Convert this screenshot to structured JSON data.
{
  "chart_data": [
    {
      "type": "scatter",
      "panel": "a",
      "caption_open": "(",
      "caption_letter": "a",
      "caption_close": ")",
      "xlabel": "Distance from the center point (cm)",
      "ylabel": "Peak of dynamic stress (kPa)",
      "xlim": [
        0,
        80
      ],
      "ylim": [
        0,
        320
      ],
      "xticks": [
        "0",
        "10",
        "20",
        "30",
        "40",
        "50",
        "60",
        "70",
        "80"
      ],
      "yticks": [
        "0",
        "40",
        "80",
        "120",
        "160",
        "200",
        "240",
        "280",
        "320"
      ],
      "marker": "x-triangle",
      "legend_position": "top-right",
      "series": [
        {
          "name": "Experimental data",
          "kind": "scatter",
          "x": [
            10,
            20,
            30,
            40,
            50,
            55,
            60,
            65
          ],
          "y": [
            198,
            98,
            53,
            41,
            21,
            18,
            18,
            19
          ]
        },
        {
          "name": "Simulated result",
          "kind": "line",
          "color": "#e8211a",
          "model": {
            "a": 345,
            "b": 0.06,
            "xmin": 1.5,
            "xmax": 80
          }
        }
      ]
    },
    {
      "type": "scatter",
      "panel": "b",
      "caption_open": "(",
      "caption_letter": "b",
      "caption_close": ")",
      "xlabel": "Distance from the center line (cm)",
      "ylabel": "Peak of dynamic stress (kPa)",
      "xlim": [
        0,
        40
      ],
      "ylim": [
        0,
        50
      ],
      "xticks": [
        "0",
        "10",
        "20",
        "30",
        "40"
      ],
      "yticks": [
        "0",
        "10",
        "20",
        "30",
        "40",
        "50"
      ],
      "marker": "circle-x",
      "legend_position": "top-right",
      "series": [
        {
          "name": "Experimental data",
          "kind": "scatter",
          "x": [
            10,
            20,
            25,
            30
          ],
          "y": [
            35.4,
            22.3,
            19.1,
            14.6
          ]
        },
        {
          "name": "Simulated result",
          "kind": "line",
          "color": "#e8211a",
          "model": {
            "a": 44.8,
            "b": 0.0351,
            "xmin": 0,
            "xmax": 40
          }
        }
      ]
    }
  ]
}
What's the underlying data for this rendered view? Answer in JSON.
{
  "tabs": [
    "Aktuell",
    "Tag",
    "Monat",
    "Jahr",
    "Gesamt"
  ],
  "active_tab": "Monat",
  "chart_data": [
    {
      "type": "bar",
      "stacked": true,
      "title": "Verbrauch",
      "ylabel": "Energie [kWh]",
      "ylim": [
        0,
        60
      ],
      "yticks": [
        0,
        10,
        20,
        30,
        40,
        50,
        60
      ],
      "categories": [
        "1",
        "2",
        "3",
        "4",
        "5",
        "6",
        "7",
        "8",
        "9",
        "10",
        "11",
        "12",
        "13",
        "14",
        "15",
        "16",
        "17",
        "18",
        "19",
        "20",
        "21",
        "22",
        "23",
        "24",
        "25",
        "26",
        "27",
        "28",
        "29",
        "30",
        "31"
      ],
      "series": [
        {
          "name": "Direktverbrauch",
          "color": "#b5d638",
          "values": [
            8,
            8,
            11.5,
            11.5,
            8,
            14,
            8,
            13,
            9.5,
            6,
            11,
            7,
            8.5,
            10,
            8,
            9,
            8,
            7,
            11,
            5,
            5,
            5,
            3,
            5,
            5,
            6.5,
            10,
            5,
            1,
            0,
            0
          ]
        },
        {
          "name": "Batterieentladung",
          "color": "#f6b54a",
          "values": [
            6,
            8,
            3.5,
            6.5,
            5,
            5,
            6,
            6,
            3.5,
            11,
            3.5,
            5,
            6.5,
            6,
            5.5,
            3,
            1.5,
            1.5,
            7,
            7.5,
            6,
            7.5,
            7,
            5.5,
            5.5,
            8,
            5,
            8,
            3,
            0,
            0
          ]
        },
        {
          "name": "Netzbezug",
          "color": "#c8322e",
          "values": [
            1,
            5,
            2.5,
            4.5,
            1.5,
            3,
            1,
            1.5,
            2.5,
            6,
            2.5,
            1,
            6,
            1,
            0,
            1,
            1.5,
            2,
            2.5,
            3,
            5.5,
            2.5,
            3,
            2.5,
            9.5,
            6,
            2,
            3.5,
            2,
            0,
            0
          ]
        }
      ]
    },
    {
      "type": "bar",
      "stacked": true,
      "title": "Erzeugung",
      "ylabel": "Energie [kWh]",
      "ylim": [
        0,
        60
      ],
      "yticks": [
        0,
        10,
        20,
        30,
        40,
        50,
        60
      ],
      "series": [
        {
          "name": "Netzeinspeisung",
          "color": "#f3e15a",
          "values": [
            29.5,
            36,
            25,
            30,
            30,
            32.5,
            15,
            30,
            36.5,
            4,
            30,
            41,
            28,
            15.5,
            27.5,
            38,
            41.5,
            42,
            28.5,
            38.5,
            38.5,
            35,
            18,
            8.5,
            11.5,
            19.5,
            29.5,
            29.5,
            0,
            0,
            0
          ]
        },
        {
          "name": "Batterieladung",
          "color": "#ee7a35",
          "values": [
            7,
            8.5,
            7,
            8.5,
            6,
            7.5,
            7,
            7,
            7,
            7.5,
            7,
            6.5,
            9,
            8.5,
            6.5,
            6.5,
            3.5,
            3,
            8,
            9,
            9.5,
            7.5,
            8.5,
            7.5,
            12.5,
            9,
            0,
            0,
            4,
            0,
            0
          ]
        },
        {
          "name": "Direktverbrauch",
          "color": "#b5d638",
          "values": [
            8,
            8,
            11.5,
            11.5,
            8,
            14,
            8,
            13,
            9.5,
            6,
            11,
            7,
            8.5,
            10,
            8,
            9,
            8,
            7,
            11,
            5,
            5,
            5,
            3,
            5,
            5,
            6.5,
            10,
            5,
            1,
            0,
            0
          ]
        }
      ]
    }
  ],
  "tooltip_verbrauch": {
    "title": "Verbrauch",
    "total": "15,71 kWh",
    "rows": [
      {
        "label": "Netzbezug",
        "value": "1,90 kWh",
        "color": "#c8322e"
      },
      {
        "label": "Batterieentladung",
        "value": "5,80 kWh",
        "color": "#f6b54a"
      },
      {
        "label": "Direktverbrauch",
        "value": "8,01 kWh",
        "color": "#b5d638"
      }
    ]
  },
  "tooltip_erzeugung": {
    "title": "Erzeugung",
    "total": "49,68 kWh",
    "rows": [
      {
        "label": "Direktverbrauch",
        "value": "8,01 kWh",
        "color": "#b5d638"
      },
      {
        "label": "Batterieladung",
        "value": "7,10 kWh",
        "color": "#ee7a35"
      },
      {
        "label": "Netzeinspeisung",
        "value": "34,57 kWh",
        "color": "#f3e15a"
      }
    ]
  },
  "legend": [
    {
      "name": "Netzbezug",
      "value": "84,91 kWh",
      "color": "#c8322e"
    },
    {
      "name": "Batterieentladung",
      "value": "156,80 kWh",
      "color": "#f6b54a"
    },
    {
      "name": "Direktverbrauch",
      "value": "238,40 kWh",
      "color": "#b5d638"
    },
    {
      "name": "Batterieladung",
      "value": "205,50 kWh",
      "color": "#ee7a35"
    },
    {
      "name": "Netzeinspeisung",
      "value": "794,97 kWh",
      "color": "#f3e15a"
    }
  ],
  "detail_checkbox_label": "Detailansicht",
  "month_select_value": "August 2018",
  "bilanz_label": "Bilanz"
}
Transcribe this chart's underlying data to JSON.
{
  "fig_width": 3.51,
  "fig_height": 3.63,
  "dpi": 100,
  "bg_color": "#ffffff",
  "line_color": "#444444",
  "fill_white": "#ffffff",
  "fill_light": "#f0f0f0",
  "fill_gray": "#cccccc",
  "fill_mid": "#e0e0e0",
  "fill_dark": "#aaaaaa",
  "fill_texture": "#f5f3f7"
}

◆ ◆ ◆ ◆ ◆ ◆ ◆

Please give back all of the records exactly as written.

Convert this screenshot to structured JSON data.
{
  "chart_data": [
    {
      "type": "scatter",
      "panel": "a",
      "caption_open": "(",
      "caption_letter": "a",
      "caption_close": ")",
      "xlabel": "Distance from the center point (cm)",
      "ylabel": "Peak of dynamic stress (kPa)",
      "xlim": [
        0,
        80
      ],
      "ylim": [
        0,
        320
      ],
      "xticks": [
        "0",
        "10",
        "20",
        "30",
        "40",
        "50",
        "60",
        "70",
        "80"
      ],
      "yticks": [
        "0",
        "40",
        "80",
        "120",
        "160",
        "200",
        "240",
        "280",
        "320"
      ],
      "marker": "x-triangle",
      "legend_position": "top-right",
      "series": [
        {
          "name": "Experimental data",
          "kind": "scatter",
          "x": [
            10,
            20,
            30,
            40,
            50,
            55,
            60,
            65
          ],
          "y": [
            198,
            98,
            53,
            41,
            21,
            18,
            18,
            19
          ]
        },
        {
          "name": "Simulated result",
          "kind": "line",
          "color": "#e8211a",
          "model": {
            "a": 345,
            "b": 0.06,
            "xmin": 1.5,
            "xmax": 80
          }
        }
      ]
    },
    {
      "type": "scatter",
      "panel": "b",
      "caption_open": "(",
      "caption_letter": "b",
      "caption_close": ")",
      "xlabel": "Distance from the center line (cm)",
      "ylabel": "Peak of dynamic stress (kPa)",
      "xlim": [
        0,
        40
      ],
      "ylim": [
        0,
        50
      ],
      "xticks": [
        "0",
        "10",
        "20",
        "30",
        "40"
      ],
      "yticks": [
        "0",
        "10",
        "20",
        "30",
        "40",
        "50"
      ],
      "marker": "circle-x",
      "legend_position": "top-right",
      "series": [
        {
          "name": "Experimental data",
          "kind": "scatter",
          "x": [
            10,
            20,
            25,
            30
          ],
          "y": [
            35.4,
            22.3,
            19.1,
            14.6
          ]
        },
        {
          "name": "Simulated result",
          "kind": "line",
          "color": "#e8211a",
          "model": {
            "a": 44.8,
            "b": 0.0351,
            "xmin": 0,
            "xmax": 40
          }
        }
      ]
    }
  ]
}
What's the underlying data for this rendered view? Answer in JSON.
{
  "tabs": [
    "Aktuell",
    "Tag",
    "Monat",
    "Jahr",
    "Gesamt"
  ],
  "active_tab": "Monat",
  "chart_data": [
    {
      "type": "bar",
      "stacked": true,
      "title": "Verbrauch",
      "ylabel": "Energie [kWh]",
      "ylim": [
        0,
        60
      ],
      "yticks": [
        0,
        10,
        20,
        30,
        40,
        50,
        60
      ],
      "categories": [
        "1",
        "2",
        "3",
        "4",
        "5",
        "6",
        "7",
        "8",
        "9",
        "10",
        "11",
        "12",
        "13",
        "14",
        "15",
        "16",
        "17",
        "18",
        "19",
        "20",
        "21",
        "22",
        "23",
        "24",
        "25",
        "26",
        "27",
        "28",
        "29",
        "30",
        "31"
      ],
      "series": [
        {
          "name": "Direktverbrauch",
          "color": "#b5d638",
          "values": [
            8,
            8,
            11.5,
            11.5,
            8,
            14,
            8,
            13,
            9.5,
            6,
            11,
            7,
            8.5,
            10,
            8,
            9,
            8,
            7,
            11,
            5,
            5,
            5,
            3,
            5,
            5,
            6.5,
            10,
            5,
            1,
            0,
            0
          ]
        },
        {
          "name": "Batterieentladung",
          "color": "#f6b54a",
          "values": [
            6,
            8,
            3.5,
            6.5,
            5,
            5,
            6,
            6,
            3.5,
            11,
            3.5,
            5,
            6.5,
            6,
            5.5,
            3,
            1.5,
            1.5,
            7,
            7.5,
            6,
            7.5,
            7,
            5.5,
            5.5,
            8,
            5,
            8,
            3,
            0,
            0
          ]
        },
        {
          "name": "Netzbezug",
          "color": "#c8322e",
          "values": [
            1,
            5,
            2.5,
            4.5,
            1.5,
            3,
            1,
            1.5,
            2.5,
            6,
            2.5,
            1,
            6,
            1,
            0,
            1,
            1.5,
            2,
            2.5,
            3,
            5.5,
            2.5,
            3,
            2.5,
            9.5,
            6,
            2,
            3.5,
            2,
            0,
            0
          ]
        }
      ]
    },
    {
      "type": "bar",
      "stacked": true,
      "title": "Erzeugung",
      "ylabel": "Energie [kWh]",
      "ylim": [
        0,
        60
      ],
      "yticks": [
        0,
        10,
        20,
        30,
        40,
        50,
        60
      ],
      "series": [
        {
          "name": "Netzeinspeisung",
          "color": "#f3e15a",
          "values": [
            29.5,
            36,
            25,
            30,
            30,
            32.5,
            15,
            30,
            36.5,
            4,
            30,
            41,
            28,
            15.5,
            27.5,
            38,
            41.5,
            42,
            28.5,
            38.5,
            38.5,
            35,
            18,
            8.5,
            11.5,
            19.5,
            29.5,
            29.5,
            0,
            0,
            0
          ]
        },
        {
          "name": "Batterieladung",
          "color": "#ee7a35",
          "values": [
            7,
            8.5,
            7,
            8.5,
            6,
            7.5,
            7,
            7,
            7,
            7.5,
            7,
            6.5,
            9,
            8.5,
            6.5,
            6.5,
            3.5,
            3,
            8,
            9,
            9.5,
            7.5,
            8.5,
            7.5,
            12.5,
            9,
            0,
            0,
            4,
            0,
            0
          ]
        },
        {
          "name": "Direktverbrauch",
          "color": "#b5d638",
          "values": [
            8,
            8,
            11.5,
            11.5,
            8,
            14,
            8,
            13,
            9.5,
            6,
            11,
            7,
            8.5,
            10,
            8,
            9,
            8,
            7,
            11,
            5,
            5,
            5,
            3,
            5,
            5,
            6.5,
            10,
            5,
            1,
            0,
            0
          ]
        }
      ]
    }
  ],
  "tooltip_verbrauch": {
    "title": "Verbrauch",
    "total": "15,71 kWh",
    "rows": [
      {
        "label": "Netzbezug",
        "value": "1,90 kWh",
        "color": "#c8322e"
      },
      {
        "label": "Batterieentladung",
        "value": "5,80 kWh",
        "color": "#f6b54a"
      },
      {
        "label": "Direktverbrauch",
        "value": "8,01 kWh",
        "color": "#b5d638"
      }
    ]
  },
  "tooltip_erzeugung": {
    "title": "Erzeugung",
    "total": "49,68 kWh",
    "rows": [
      {
        "label": "Direktverbrauch",
        "value": "8,01 kWh",
        "color": "#b5d638"
      },
      {
        "label": "Batterieladung",
        "value": "7,10 kWh",
        "color": "#ee7a35"
      },
      {
        "label": "Netzeinspeisung",
        "value": "34,57 kWh",
        "color": "#f3e15a"
      }
    ]
  },
  "legend": [
    {
      "name": "Netzbezug",
      "value": "84,91 kWh",
      "color": "#c8322e"
    },
    {
      "name": "Batterieentladung",
      "value": "156,80 kWh",
      "color": "#f6b54a"
    },
    {
      "name": "Direktverbrauch",
      "value": "238,40 kWh",
      "color": "#b5d638"
    },
    {
      "name": "Batterieladung",
      "value": "205,50 kWh",
      "color": "#ee7a35"
    },
    {
      "name": "Netzeinspeisung",
      "value": "794,97 kWh",
      "color": "#f3e15a"
    }
  ],
  "detail_checkbox_label": "Detailansicht",
  "month_select_value": "August 2018",
  "bilanz_label": "Bilanz"
}
Transcribe this chart's underlying data to JSON.
{
  "fig_width": 3.51,
  "fig_height": 3.63,
  "dpi": 100,
  "bg_color": "#ffffff",
  "line_color": "#444444",
  "fill_white": "#ffffff",
  "fill_light": "#f0f0f0",
  "fill_gray": "#cccccc",
  "fill_mid": "#e0e0e0",
  "fill_dark": "#aaaaaa",
  "fill_texture": "#f5f3f7"
}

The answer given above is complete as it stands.